The exercise: Each line that holds the word "JSON" should be returned.

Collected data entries
================

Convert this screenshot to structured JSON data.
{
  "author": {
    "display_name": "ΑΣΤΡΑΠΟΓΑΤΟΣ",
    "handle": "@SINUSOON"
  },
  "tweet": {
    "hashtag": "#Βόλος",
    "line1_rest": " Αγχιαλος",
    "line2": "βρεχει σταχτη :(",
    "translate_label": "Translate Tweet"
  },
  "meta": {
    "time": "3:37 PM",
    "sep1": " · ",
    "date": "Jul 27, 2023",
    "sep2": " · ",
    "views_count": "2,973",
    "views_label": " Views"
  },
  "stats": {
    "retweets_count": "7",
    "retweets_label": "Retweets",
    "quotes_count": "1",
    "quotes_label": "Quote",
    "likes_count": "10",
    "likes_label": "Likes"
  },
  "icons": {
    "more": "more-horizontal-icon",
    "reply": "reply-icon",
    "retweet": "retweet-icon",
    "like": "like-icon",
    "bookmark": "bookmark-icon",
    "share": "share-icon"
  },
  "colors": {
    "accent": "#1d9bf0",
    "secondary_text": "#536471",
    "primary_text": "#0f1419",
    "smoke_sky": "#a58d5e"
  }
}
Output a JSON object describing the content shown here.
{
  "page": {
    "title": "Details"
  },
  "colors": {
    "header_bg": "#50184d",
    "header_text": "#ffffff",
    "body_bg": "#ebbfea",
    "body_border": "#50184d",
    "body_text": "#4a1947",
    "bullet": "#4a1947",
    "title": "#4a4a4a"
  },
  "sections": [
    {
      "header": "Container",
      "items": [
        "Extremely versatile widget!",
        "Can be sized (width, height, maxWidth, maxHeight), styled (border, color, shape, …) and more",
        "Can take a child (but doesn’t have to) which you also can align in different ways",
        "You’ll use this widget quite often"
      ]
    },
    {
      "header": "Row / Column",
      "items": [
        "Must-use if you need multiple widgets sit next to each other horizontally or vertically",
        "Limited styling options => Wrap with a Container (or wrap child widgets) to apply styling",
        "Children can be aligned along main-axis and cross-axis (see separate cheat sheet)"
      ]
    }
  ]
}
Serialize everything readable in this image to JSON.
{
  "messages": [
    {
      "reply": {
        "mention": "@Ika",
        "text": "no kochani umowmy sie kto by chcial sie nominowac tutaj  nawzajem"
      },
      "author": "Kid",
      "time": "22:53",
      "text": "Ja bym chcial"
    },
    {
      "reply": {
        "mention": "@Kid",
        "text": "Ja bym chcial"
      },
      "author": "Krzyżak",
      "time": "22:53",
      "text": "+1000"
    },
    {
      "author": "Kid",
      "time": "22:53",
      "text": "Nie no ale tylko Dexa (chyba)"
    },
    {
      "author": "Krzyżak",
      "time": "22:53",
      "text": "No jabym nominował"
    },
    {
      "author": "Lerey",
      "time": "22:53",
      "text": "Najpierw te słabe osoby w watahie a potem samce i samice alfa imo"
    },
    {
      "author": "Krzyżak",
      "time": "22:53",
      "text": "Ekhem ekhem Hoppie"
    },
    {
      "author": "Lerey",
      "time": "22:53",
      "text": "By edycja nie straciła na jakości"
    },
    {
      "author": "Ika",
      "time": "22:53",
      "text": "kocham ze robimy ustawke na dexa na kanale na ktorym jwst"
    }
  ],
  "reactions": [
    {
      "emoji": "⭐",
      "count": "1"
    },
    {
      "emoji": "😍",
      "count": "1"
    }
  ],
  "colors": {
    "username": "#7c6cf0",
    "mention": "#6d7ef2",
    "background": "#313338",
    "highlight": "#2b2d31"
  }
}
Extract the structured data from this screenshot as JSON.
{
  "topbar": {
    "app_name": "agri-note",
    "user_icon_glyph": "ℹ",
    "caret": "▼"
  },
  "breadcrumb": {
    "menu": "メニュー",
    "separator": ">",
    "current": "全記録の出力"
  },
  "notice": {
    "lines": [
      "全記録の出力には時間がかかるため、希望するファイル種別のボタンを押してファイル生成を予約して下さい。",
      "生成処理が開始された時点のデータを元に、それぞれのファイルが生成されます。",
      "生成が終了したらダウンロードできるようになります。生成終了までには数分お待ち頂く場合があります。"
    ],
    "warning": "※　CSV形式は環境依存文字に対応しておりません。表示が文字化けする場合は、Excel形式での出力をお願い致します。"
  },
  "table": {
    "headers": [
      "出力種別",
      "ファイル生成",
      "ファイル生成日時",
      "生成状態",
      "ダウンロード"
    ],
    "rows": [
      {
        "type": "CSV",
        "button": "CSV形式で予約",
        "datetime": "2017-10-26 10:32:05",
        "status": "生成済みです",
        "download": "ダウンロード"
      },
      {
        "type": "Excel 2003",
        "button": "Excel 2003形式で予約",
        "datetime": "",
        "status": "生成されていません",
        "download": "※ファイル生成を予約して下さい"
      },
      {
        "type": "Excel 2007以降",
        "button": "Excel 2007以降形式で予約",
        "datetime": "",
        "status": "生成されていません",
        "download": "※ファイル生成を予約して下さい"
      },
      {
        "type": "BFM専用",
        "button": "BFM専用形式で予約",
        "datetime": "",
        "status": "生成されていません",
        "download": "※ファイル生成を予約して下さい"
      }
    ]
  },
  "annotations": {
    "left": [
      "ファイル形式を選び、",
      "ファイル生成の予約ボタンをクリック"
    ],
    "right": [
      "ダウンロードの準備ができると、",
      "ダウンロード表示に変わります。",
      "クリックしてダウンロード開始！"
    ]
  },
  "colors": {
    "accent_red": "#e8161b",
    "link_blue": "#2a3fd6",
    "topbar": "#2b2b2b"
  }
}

================

Response to the task:
Convert this screenshot to structured JSON data.
Output a JSON object describing the content shown here.
Serialize everything readable in this image to JSON.
Extract the structured data from this screenshot as JSON.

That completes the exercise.